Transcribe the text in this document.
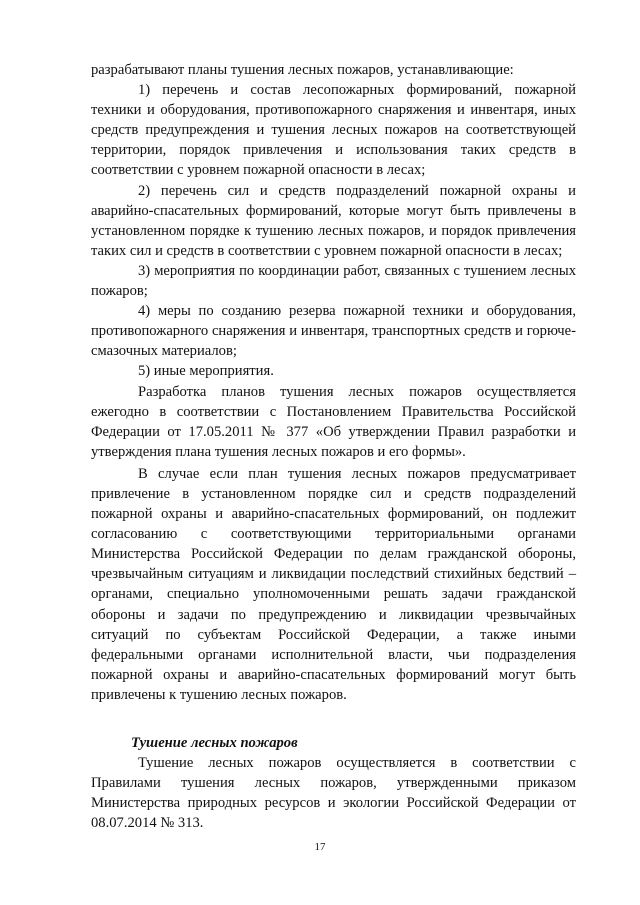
разрабатывают планы тушения лесных пожаров, устанавливающие:

1) перечень и состав лесопожарных формирований, пожарной техники и оборудования, противопожарного снаряжения и инвентаря, иных средств предупреждения и тушения лесных пожаров на соответствующей территории, порядок привлечения и использования таких средств в соответствии с уровнем пожарной опасности в лесах;

2) перечень сил и средств подразделений пожарной охраны и аварийно-спасательных формирований, которые могут быть привлечены в установленном порядке к тушению лесных пожаров, и порядок привлечения таких сил и средств в соответствии с уровнем пожарной опасности в лесах;

3) мероприятия по координации работ, связанных с тушением лесных пожаров;

4) меры по созданию резерва пожарной техники и оборудования, противопожарного снаряжения и инвентаря, транспортных средств и горюче-смазочных материалов;

5) иные мероприятия.

Разработка планов тушения лесных пожаров осуществляется ежегодно в соответствии с Постановлением Правительства Российской Федерации от 17.05.2011 № 377 «Об утверждении Правил разработки и утверждения плана тушения лесных пожаров и его формы».

В случае если план тушения лесных пожаров предусматривает привлечение в установленном порядке сил и средств подразделений пожарной охраны и аварийно-спасательных формирований, он подлежит согласованию с соответствующими территориальными органами Министерства Российской Федерации по делам гражданской обороны, чрезвычайным ситуациям и ликвидации последствий стихийных бедствий – органами, специально уполномоченными решать задачи гражданской обороны и задачи по предупреждению и ликвидации чрезвычайных ситуаций по субъектам Российской Федерации, а также иными федеральными органами исполнительной власти, чьи подразделения пожарной охраны и аварийно-спасательных формирований могут быть привлечены к тушению лесных пожаров.

Тушение лесных пожаров

Тушение лесных пожаров осуществляется в соответствии с Правилами тушения лесных пожаров, утвержденными приказом Министерства природных ресурсов и экологии Российской Федерации от 08.07.2014 № 313.

17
━━━━━━
» WHAT IS NEEDED: Search the data for "осуществляется". Copy every line that has it.

» WRITTEN ANSWER:
Разработка планов тушения лесных пожаров осуществляется ежегодно в соответствии с Постановлением Правительства Российской Федерации от 17.05.2011 № 377 «Об утверждении Правил разработки и утверждения плана тушения лесных пожаров и его формы».
Тушение лесных пожаров осуществляется в соответствии с Правилами тушения лесных пожаров, утвержденными приказом Министерства природных ресурсов и экологии Российской Федерации от 08.07.2014 № 313.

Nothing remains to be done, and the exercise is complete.